Write out the listing below again, precisely as it is given.

[Data records]
________________________

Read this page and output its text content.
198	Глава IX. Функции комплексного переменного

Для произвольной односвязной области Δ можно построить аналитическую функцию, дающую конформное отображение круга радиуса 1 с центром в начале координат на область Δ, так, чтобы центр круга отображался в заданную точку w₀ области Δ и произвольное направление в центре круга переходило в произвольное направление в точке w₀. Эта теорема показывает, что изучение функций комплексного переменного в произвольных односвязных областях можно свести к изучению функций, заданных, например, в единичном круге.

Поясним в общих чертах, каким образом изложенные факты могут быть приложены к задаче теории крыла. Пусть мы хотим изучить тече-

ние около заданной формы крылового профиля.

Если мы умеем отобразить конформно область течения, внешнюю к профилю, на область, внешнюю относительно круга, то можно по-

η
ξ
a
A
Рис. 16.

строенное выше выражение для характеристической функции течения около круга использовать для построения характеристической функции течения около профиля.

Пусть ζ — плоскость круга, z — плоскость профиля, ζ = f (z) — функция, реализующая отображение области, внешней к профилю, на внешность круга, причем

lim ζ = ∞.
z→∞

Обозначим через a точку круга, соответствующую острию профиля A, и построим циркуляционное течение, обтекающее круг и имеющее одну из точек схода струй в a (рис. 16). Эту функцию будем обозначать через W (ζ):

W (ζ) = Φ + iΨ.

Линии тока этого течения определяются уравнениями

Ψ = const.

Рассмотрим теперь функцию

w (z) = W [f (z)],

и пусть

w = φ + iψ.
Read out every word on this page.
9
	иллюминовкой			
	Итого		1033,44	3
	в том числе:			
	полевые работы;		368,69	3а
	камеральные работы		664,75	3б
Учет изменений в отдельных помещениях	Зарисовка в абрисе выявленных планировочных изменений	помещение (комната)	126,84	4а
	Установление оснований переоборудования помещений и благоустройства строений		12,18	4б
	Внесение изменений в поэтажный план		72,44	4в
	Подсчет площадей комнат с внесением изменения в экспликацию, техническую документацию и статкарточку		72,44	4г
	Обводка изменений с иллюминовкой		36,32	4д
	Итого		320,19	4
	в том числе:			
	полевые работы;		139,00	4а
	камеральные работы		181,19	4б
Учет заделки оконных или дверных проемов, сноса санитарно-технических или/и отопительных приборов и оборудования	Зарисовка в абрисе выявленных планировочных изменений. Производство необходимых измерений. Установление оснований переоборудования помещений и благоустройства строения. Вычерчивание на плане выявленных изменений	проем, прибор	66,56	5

________________________

Exercise output
Read this page and output its text content.
198	Глава IX. Функции комплексного переменного

Для произвольной односвязной области Δ можно построить аналитическую функцию, дающую конформное отображение круга радиуса 1 с центром в начале координат на область Δ, так, чтобы центр круга отображался в заданную точку w₀ области Δ и произвольное направление в центре круга переходило в произвольное направление в точке w₀. Эта теорема показывает, что изучение функций комплексного переменного в произвольных односвязных областях можно свести к изучению функций, заданных, например, в единичном круге.

Поясним в общих чертах, каким образом изложенные факты могут быть приложены к задаче теории крыла. Пусть мы хотим изучить тече-

ние около заданной формы крылового профиля.

Если мы умеем отобразить конформно область течения, внешнюю к профилю, на область, внешнюю относительно круга, то можно по-

η
ξ
a
A
Рис. 16.

строенное выше выражение для характеристической функции течения около круга использовать для построения характеристической функции течения около профиля.

Пусть ζ — плоскость круга, z — плоскость профиля, ζ = f (z) — функция, реализующая отображение области, внешней к профилю, на внешность круга, причем

lim ζ = ∞.
z→∞

Обозначим через a точку круга, соответствующую острию профиля A, и построим циркуляционное течение, обтекающее круг и имеющее одну из точек схода струй в a (рис. 16). Эту функцию будем обозначать через W (ζ):

W (ζ) = Φ + iΨ.

Линии тока этого течения определяются уравнениями

Ψ = const.

Рассмотрим теперь функцию

w (z) = W [f (z)],

и пусть

w = φ + iψ.
Read out every word on this page.
9
	иллюминовкой			
	Итого		1033,44	3
	в том числе:			
	полевые работы;		368,69	3а
	камеральные работы		664,75	3б
Учет изменений в отдельных помещениях	Зарисовка в абрисе выявленных планировочных изменений	помещение (комната)	126,84	4а
	Установление оснований переоборудования помещений и благоустройства строений		12,18	4б
	Внесение изменений в поэтажный план		72,44	4в
	Подсчет площадей комнат с внесением изменения в экспликацию, техническую документацию и статкарточку		72,44	4г
	Обводка изменений с иллюминовкой		36,32	4д
	Итого		320,19	4
	в том числе:			
	полевые работы;		139,00	4а
	камеральные работы		181,19	4б
Учет заделки оконных или дверных проемов, сноса санитарно-технических или/и отопительных приборов и оборудования	Зарисовка в абрисе выявленных планировочных изменений. Производство необходимых измерений. Установление оснований переоборудования помещений и благоустройства строения. Вычерчивание на плане выявленных изменений	проем, прибор	66,56	5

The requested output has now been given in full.